» Exercise aim:
Convert the data below into a Markdown table with two columns, Row and Data line. Begin at the line that has "perimeter-value: 5,470.51 xyxy=(619,1590,779,1624)", stop after the line that has "forage-value: - xyxy=(1031,1154,1041,1185)", and leave out any blank lines.

» Listed records:
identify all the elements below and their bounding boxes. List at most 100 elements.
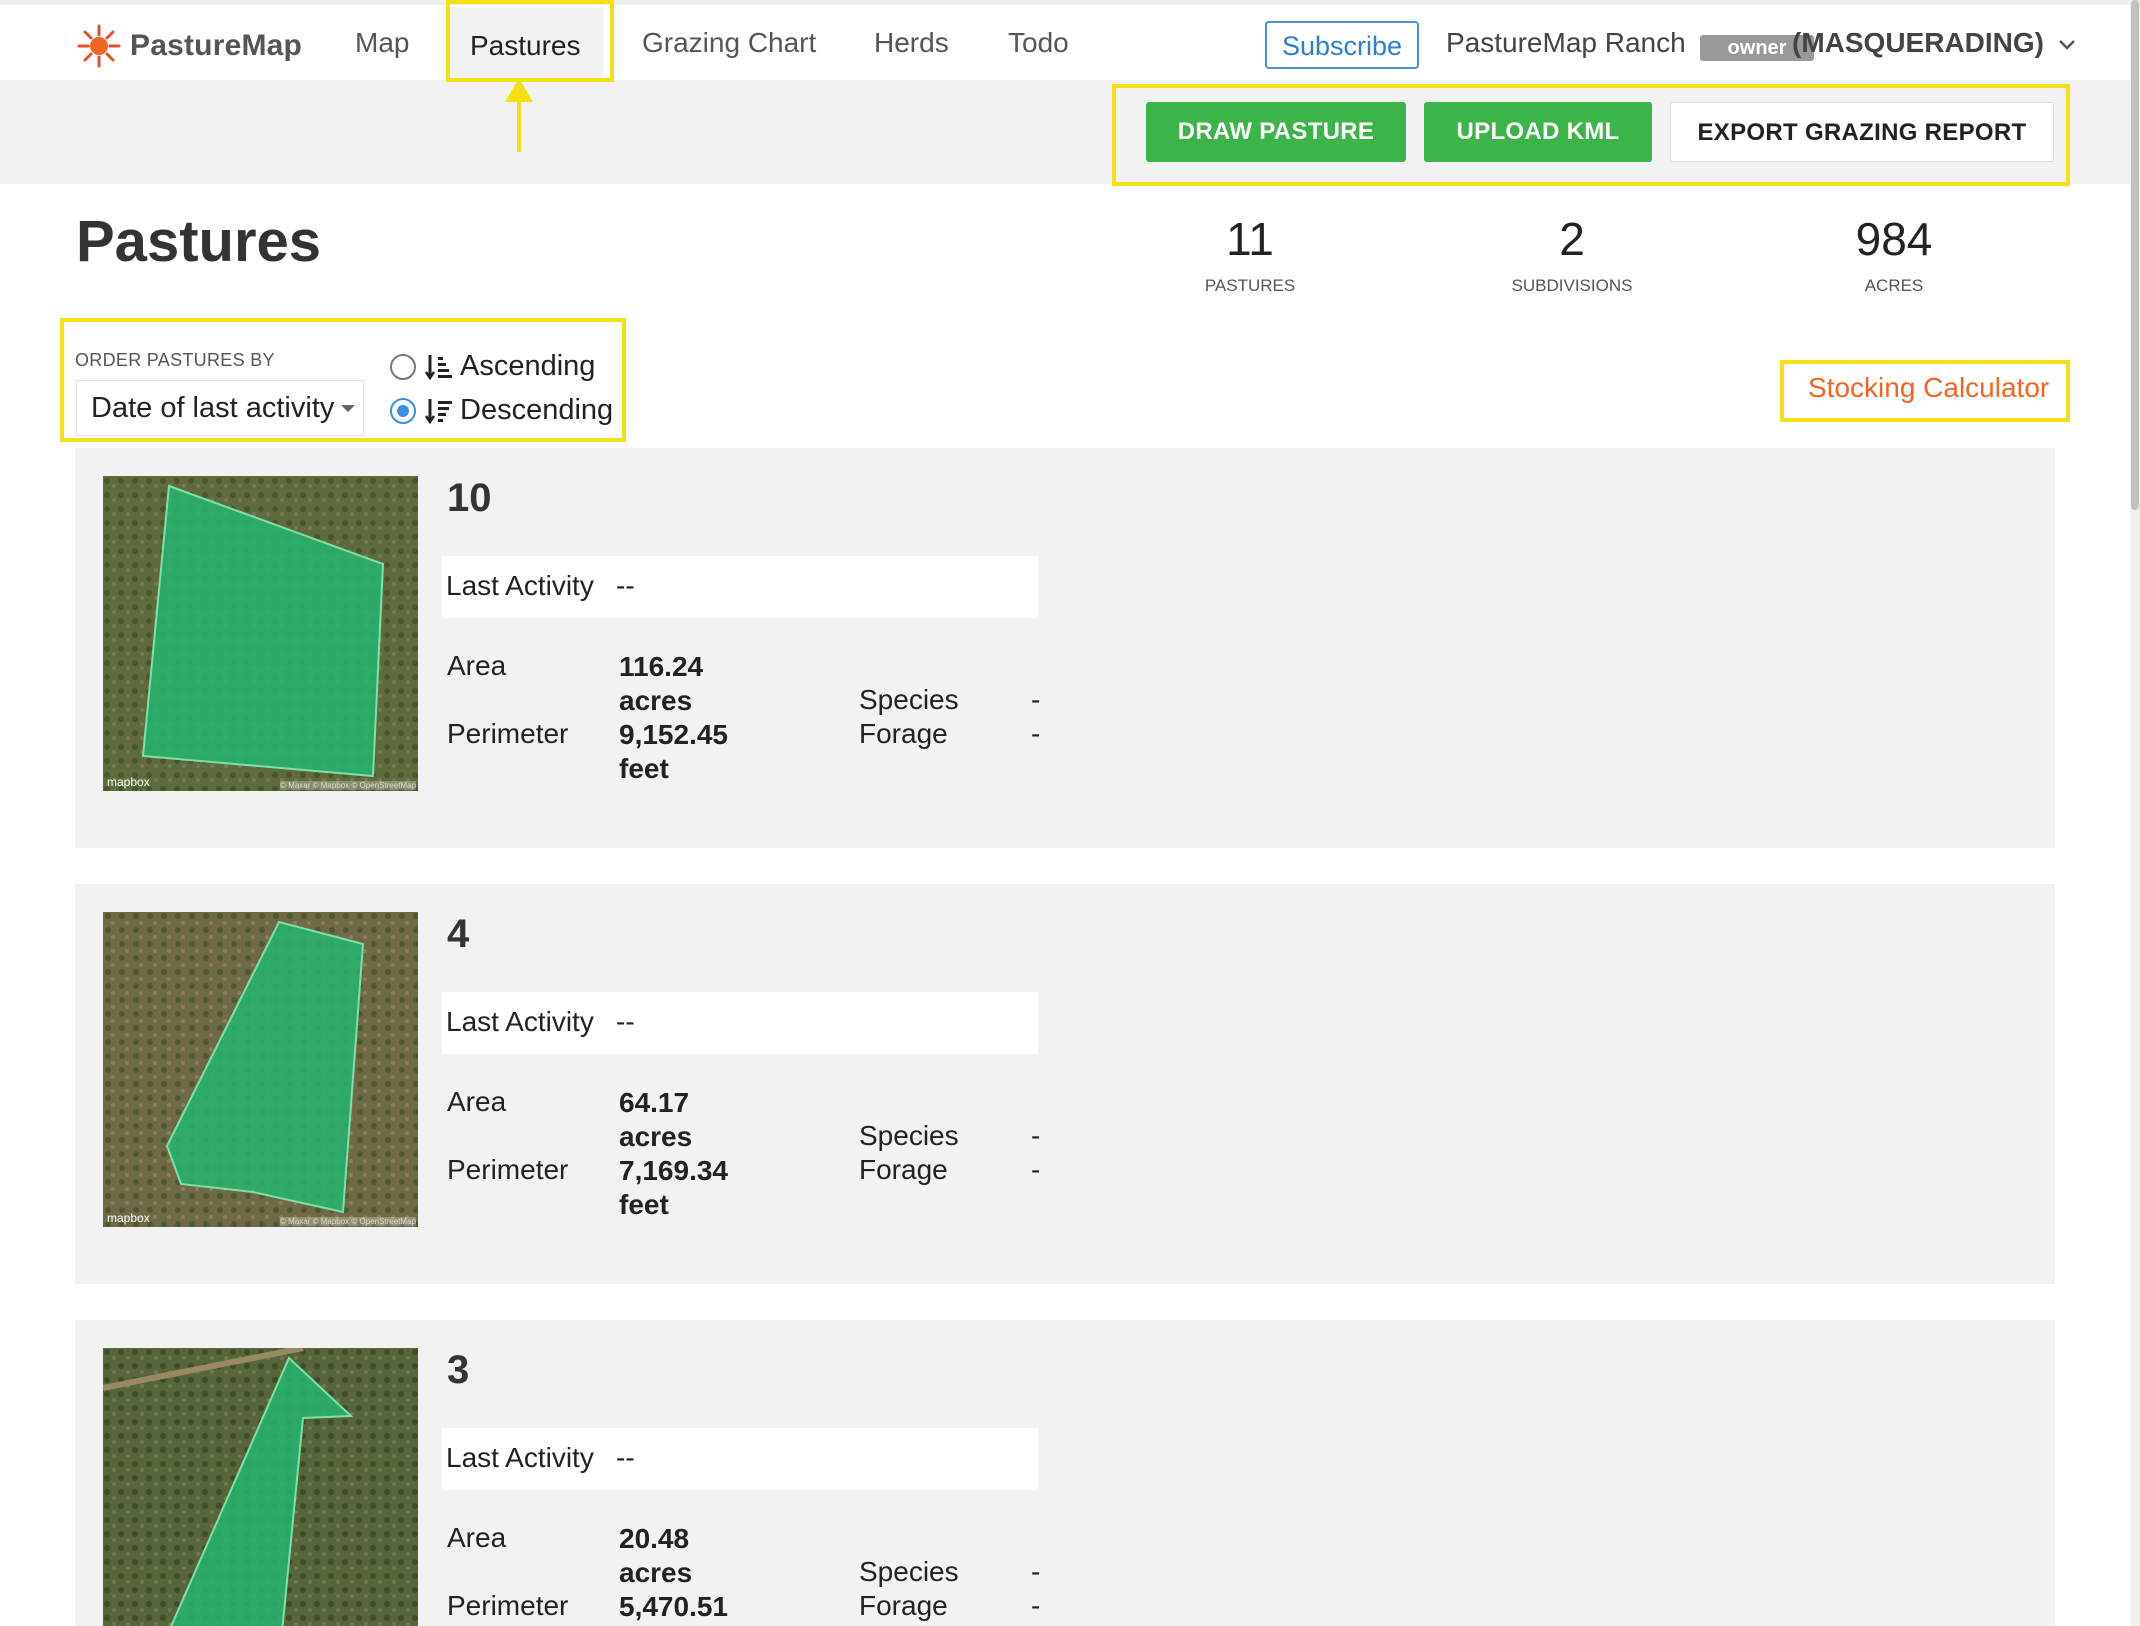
perimeter-value: 5,470.51 xyxy=(619,1590,779,1624)
stocking-calculator-link[interactable]: Stocking Calculator xyxy=(1808,372,2049,404)
species-label: Species xyxy=(859,684,959,715)
species-label: Species xyxy=(859,1120,959,1151)
forage-value: - xyxy=(1031,1154,1041,1185)
descending-label: Descending xyxy=(460,394,614,426)
perimeter-number: 9,152.45 xyxy=(619,719,728,750)
export-grazing-report-button[interactable]: EXPORT GRAZING REPORT xyxy=(1670,102,2054,162)
species-value: - xyxy=(1031,684,1041,715)
ascending-radio[interactable] xyxy=(390,353,416,380)
area-number: 20.48 xyxy=(619,1523,690,1554)
draw-pasture-button[interactable]: DRAW PASTURE xyxy=(1146,102,1406,162)
stat-acres: 984 ACRES xyxy=(1764,212,2024,296)
highlight-arrow-stem xyxy=(517,90,521,152)
last-activity-row: Last Activity -- xyxy=(442,1428,1038,1490)
area-unit: acres xyxy=(619,1121,693,1152)
sort-descending-icon xyxy=(424,398,452,424)
brand-name: PastureMap xyxy=(130,29,303,62)
perimeter-unit: feet xyxy=(619,753,669,784)
subscribe-button[interactable]: Subscribe xyxy=(1265,21,1419,69)
order-by-label: ORDER PASTURES BY xyxy=(75,350,275,370)
area-number: 64.17 xyxy=(619,1087,690,1118)
pasture-name[interactable]: 4 xyxy=(447,912,469,957)
area-unit: acres xyxy=(619,1557,693,1588)
stat-acres-value: 984 xyxy=(1855,213,1933,265)
species-label: Species xyxy=(859,1556,959,1587)
nav-todo[interactable]: Todo xyxy=(1008,27,1069,59)
perimeter-label: Perimeter xyxy=(447,1154,569,1185)
stat-acres-label: ACRES xyxy=(1864,276,1924,295)
last-activity-row: Last Activity -- xyxy=(442,556,1038,618)
area-value: 20.48 acres xyxy=(619,1522,779,1590)
last-activity-row: Last Activity -- xyxy=(442,992,1038,1054)
last-activity-label: Last Activity xyxy=(446,570,594,601)
order-by-selected-value: Date of last activity xyxy=(91,392,335,424)
perimeter-label: Perimeter xyxy=(447,718,569,749)
mapbox-logo: mapbox xyxy=(107,775,150,789)
sort-ascending-option[interactable]: Ascending xyxy=(390,350,595,383)
map-attribution: © Maxar © Mapbox © OpenStreetMap xyxy=(280,1217,416,1226)
forage-value: - xyxy=(1031,1590,1041,1621)
forage-label: Forage xyxy=(859,1590,948,1621)
page-scrollbar[interactable] xyxy=(2130,0,2140,1626)
ranch-name[interactable]: PastureMap Ranch xyxy=(1446,27,1686,59)
masquerade-dropdown[interactable]: (MASQUERADING) xyxy=(1792,27,2076,59)
area-label: Area xyxy=(447,1522,507,1553)
last-activity-value: -- xyxy=(616,1006,635,1037)
perimeter-value: 7,169.34 feet xyxy=(619,1154,779,1222)
stat-subdivisions: 2 SUBDIVISIONS xyxy=(1442,212,1702,296)
action-bar: DRAW PASTURE UPLOAD KML EXPORT GRAZING R… xyxy=(0,80,2130,184)
area-label: Area xyxy=(447,650,507,681)
pasture-card[interactable]: mapbox © Maxar © Mapbox © OpenStreetMap … xyxy=(75,884,2055,1284)
area-unit: acres xyxy=(619,685,693,716)
chevron-down-icon xyxy=(2058,39,2075,50)
species-value: - xyxy=(1031,1556,1041,1587)
brand-logo[interactable]: PastureMap xyxy=(76,21,302,71)
forage-label: Forage xyxy=(859,1154,948,1185)
stat-pastures: 11 PASTURES xyxy=(1120,212,1380,296)
nav-herds[interactable]: Herds xyxy=(874,27,949,59)
stat-pastures-value: 11 xyxy=(1226,213,1274,265)
nav-grazing-chart[interactable]: Grazing Chart xyxy=(642,27,816,59)
stat-pastures-label: PASTURES xyxy=(1204,276,1296,295)
pasture-card[interactable]: 3 Last Activity -- Area 20.48 acres Peri… xyxy=(75,1320,2055,1626)
stat-subdivisions-value: 2 xyxy=(1559,213,1585,265)
nav-pastures[interactable]: Pastures xyxy=(448,7,603,85)
last-activity-value: -- xyxy=(616,1442,635,1473)
perimeter-number: 7,169.34 xyxy=(619,1155,728,1186)
area-value: 116.24 acres xyxy=(619,650,779,718)
perimeter-unit: feet xyxy=(619,1189,669,1220)
pasturemap-logo-icon xyxy=(77,24,121,68)
last-activity-value: -- xyxy=(616,570,635,601)
mapbox-logo: mapbox xyxy=(107,1211,150,1225)
species-value: - xyxy=(1031,1120,1041,1151)
caret-down-icon xyxy=(341,405,355,412)
pasture-map-thumbnail[interactable]: mapbox © Maxar © Mapbox © OpenStreetMap xyxy=(103,912,418,1227)
perimeter-number: 5,470.51 xyxy=(619,1591,728,1622)
pasture-name[interactable]: 3 xyxy=(447,1348,469,1393)
scrollbar-thumb[interactable] xyxy=(2131,0,2139,510)
area-label: Area xyxy=(447,1086,507,1117)
pasture-card[interactable]: mapbox © Maxar © Mapbox © OpenStreetMap … xyxy=(75,448,2055,848)
upload-kml-button[interactable]: UPLOAD KML xyxy=(1424,102,1652,162)
map-attribution: © Maxar © Mapbox © OpenStreetMap xyxy=(280,781,416,790)
order-by-select[interactable]: Date of last activity xyxy=(76,380,364,436)
nav-map[interactable]: Map xyxy=(355,27,409,59)
area-value: 64.17 acres xyxy=(619,1086,779,1154)
sort-ascending-icon xyxy=(424,354,452,380)
descending-radio[interactable] xyxy=(390,397,416,424)
ascending-label: Ascending xyxy=(460,350,596,382)
last-activity-label: Last Activity xyxy=(446,1442,594,1473)
page-title: Pastures xyxy=(76,209,322,274)
perimeter-value: 9,152.45 feet xyxy=(619,718,779,786)
last-activity-label: Last Activity xyxy=(446,1006,594,1037)
pasture-name[interactable]: 10 xyxy=(447,476,492,521)
sort-descending-option[interactable]: Descending xyxy=(390,394,613,427)
perimeter-label: Perimeter xyxy=(447,1590,569,1621)
stat-subdivisions-label: SUBDIVISIONS xyxy=(1511,276,1633,295)
forage-label: Forage xyxy=(859,718,948,749)
pasture-map-thumbnail[interactable] xyxy=(103,1348,418,1626)
masquerade-label: (MASQUERADING) xyxy=(1792,27,2044,58)
pasture-map-thumbnail[interactable]: mapbox © Maxar © Mapbox © OpenStreetMap xyxy=(103,476,418,791)
top-navigation: PastureMap Map Pastures Grazing Chart He… xyxy=(0,0,2130,85)
area-number: 116.24 xyxy=(619,651,704,682)
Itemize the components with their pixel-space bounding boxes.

» Task solution:
| Row | Data line |
|---|---|
| 1 | perimeter-value: 5,470.51 xyxy=(619,1590,779,1624) |
| 2 | stocking-calculator-link[interactable]: Stocking Calculator xyxy=(1808,372,2049,404) |
| 3 | species-label: Species xyxy=(859,684,959,715) |
| 4 | species-label: Species xyxy=(859,1120,959,1151) |
| 5 | forage-value: - xyxy=(1031,1154,1041,1185) |